◆ **Directions for this task**:
Extract the text of each entry below exactly, leaving every image behind.

◆ **Entries from a visual dataset**:
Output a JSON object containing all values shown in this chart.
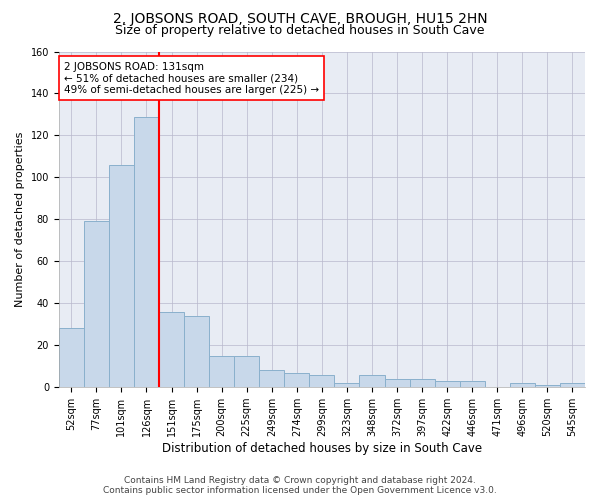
{
  "title": "2, JOBSONS ROAD, SOUTH CAVE, BROUGH, HU15 2HN",
  "subtitle": "Size of property relative to detached houses in South Cave",
  "xlabel": "Distribution of detached houses by size in South Cave",
  "ylabel": "Number of detached properties",
  "footer_line1": "Contains HM Land Registry data © Crown copyright and database right 2024.",
  "footer_line2": "Contains public sector information licensed under the Open Government Licence v3.0.",
  "categories": [
    "52sqm",
    "77sqm",
    "101sqm",
    "126sqm",
    "151sqm",
    "175sqm",
    "200sqm",
    "225sqm",
    "249sqm",
    "274sqm",
    "299sqm",
    "323sqm",
    "348sqm",
    "372sqm",
    "397sqm",
    "422sqm",
    "446sqm",
    "471sqm",
    "496sqm",
    "520sqm",
    "545sqm"
  ],
  "values": [
    28,
    79,
    106,
    129,
    36,
    34,
    15,
    15,
    8,
    7,
    6,
    2,
    6,
    4,
    4,
    3,
    3,
    0,
    2,
    1,
    2
  ],
  "bar_color": "#c8d8ea",
  "bar_edge_color": "#8ab0cc",
  "bar_linewidth": 0.7,
  "vline_x": 3.5,
  "vline_color": "red",
  "vline_linewidth": 1.5,
  "annotation_line1": "2 JOBSONS ROAD: 131sqm",
  "annotation_line2": "← 51% of detached houses are smaller (234)",
  "annotation_line3": "49% of semi-detached houses are larger (225) →",
  "annotation_box_color": "white",
  "annotation_box_edge_color": "red",
  "ylim": [
    0,
    160
  ],
  "yticks": [
    0,
    20,
    40,
    60,
    80,
    100,
    120,
    140,
    160
  ],
  "grid_color": "#b8b8cc",
  "plot_bg_color": "#e8ecf4",
  "title_fontsize": 10,
  "subtitle_fontsize": 9,
  "xlabel_fontsize": 8.5,
  "ylabel_fontsize": 8,
  "tick_fontsize": 7,
  "footer_fontsize": 6.5,
  "annotation_fontsize": 7.5
}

◆ **Problem solution**:
Output a JSON object containing all values shown in this chart.
{
  "title": "2, JOBSONS ROAD, SOUTH CAVE, BROUGH, HU15 2HN",
  "subtitle": "Size of property relative to detached houses in South Cave",
  "xlabel": "Distribution of detached houses by size in South Cave",
  "ylabel": "Number of detached properties",
  "footer_line1": "Contains HM Land Registry data © Crown copyright and database right 2024.",
  "footer_line2": "Contains public sector information licensed under the Open Government Licence v3.0.",
  "categories": [
    "52sqm",
    "77sqm",
    "101sqm",
    "126sqm",
    "151sqm",
    "175sqm",
    "200sqm",
    "225sqm",
    "249sqm",
    "274sqm",
    "299sqm",
    "323sqm",
    "348sqm",
    "372sqm",
    "397sqm",
    "422sqm",
    "446sqm",
    "471sqm",
    "496sqm",
    "520sqm",
    "545sqm"
  ],
  "values": [
    28,
    79,
    106,
    129,
    36,
    34,
    15,
    15,
    8,
    7,
    6,
    2,
    6,
    4,
    4,
    3,
    3,
    0,
    2,
    1,
    2
  ],
  "bar_color": "#c8d8ea",
  "bar_edge_color": "#8ab0cc",
  "bar_linewidth": 0.7,
  "vline_x": 3.5,
  "vline_color": "red",
  "vline_linewidth": 1.5,
  "annotation_line1": "2 JOBSONS ROAD: 131sqm",
  "annotation_line2": "← 51% of detached houses are smaller (234)",
  "annotation_line3": "49% of semi-detached houses are larger (225) →",
  "annotation_box_color": "white",
  "annotation_box_edge_color": "red",
  "ylim": [
    0,
    160
  ],
  "yticks": [
    0,
    20,
    40,
    60,
    80,
    100,
    120,
    140,
    160
  ],
  "grid_color": "#b8b8cc",
  "plot_bg_color": "#e8ecf4",
  "title_fontsize": 10,
  "subtitle_fontsize": 9,
  "xlabel_fontsize": 8.5,
  "ylabel_fontsize": 8,
  "tick_fontsize": 7,
  "footer_fontsize": 6.5,
  "annotation_fontsize": 7.5
}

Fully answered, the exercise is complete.